■ Stored entries ■
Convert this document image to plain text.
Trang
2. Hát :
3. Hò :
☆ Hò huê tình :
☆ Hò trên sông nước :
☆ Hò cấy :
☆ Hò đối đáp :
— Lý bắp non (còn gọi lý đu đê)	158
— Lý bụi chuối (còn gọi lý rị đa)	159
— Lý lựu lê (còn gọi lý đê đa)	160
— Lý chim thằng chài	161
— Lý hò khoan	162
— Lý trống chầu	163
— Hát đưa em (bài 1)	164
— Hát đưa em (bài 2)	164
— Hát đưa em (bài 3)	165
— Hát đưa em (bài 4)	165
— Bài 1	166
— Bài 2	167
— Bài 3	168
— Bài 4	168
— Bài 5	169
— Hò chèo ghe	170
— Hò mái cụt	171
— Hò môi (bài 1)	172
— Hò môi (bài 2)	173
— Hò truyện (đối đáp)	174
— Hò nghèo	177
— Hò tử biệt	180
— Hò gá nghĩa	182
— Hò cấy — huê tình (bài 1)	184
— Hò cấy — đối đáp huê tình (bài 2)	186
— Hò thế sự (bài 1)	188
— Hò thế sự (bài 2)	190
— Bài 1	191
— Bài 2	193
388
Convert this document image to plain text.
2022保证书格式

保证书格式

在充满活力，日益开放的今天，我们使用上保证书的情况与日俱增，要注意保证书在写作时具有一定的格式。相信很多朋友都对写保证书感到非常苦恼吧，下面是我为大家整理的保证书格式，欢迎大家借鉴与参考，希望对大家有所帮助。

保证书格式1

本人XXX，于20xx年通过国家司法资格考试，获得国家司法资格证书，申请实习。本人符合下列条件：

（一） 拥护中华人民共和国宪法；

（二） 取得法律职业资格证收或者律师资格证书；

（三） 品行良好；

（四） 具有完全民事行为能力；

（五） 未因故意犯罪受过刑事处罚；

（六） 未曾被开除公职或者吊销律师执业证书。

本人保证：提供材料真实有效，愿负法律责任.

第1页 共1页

■ TASK TO CARRY OUT ■
Working from the material above, retype it in its entirety without change.

■ WRITTEN SOLUTION ■
Convert this document image to plain text.
Trang
2. Hát :
3. Hò :
☆ Hò huê tình :
☆ Hò trên sông nước :
☆ Hò cấy :
☆ Hò đối đáp :
— Lý bắp non (còn gọi lý đu đê)	158
— Lý bụi chuối (còn gọi lý rị đa)	159
— Lý lựu lê (còn gọi lý đê đa)	160
— Lý chim thằng chài	161
— Lý hò khoan	162
— Lý trống chầu	163
— Hát đưa em (bài 1)	164
— Hát đưa em (bài 2)	164
— Hát đưa em (bài 3)	165
— Hát đưa em (bài 4)	165
— Bài 1	166
— Bài 2	167
— Bài 3	168
— Bài 4	168
— Bài 5	169
— Hò chèo ghe	170
— Hò mái cụt	171
— Hò môi (bài 1)	172
— Hò môi (bài 2)	173
— Hò truyện (đối đáp)	174
— Hò nghèo	177
— Hò tử biệt	180
— Hò gá nghĩa	182
— Hò cấy — huê tình (bài 1)	184
— Hò cấy — đối đáp huê tình (bài 2)	186
— Hò thế sự (bài 1)	188
— Hò thế sự (bài 2)	190
— Bài 1	191
— Bài 2	193
388
Convert this document image to plain text.
2022保证书格式

保证书格式

在充满活力，日益开放的今天，我们使用上保证书的情况与日俱增，要注意保证书在写作时具有一定的格式。相信很多朋友都对写保证书感到非常苦恼吧，下面是我为大家整理的保证书格式，欢迎大家借鉴与参考，希望对大家有所帮助。

保证书格式1

本人XXX，于20xx年通过国家司法资格考试，获得国家司法资格证书，申请实习。本人符合下列条件：

（一） 拥护中华人民共和国宪法；

（二） 取得法律职业资格证收或者律师资格证书；

（三） 品行良好；

（四） 具有完全民事行为能力；

（五） 未因故意犯罪受过刑事处罚；

（六） 未曾被开除公职或者吊销律师执业证书。

本人保证：提供材料真实有效，愿负法律责任.

第1页 共1页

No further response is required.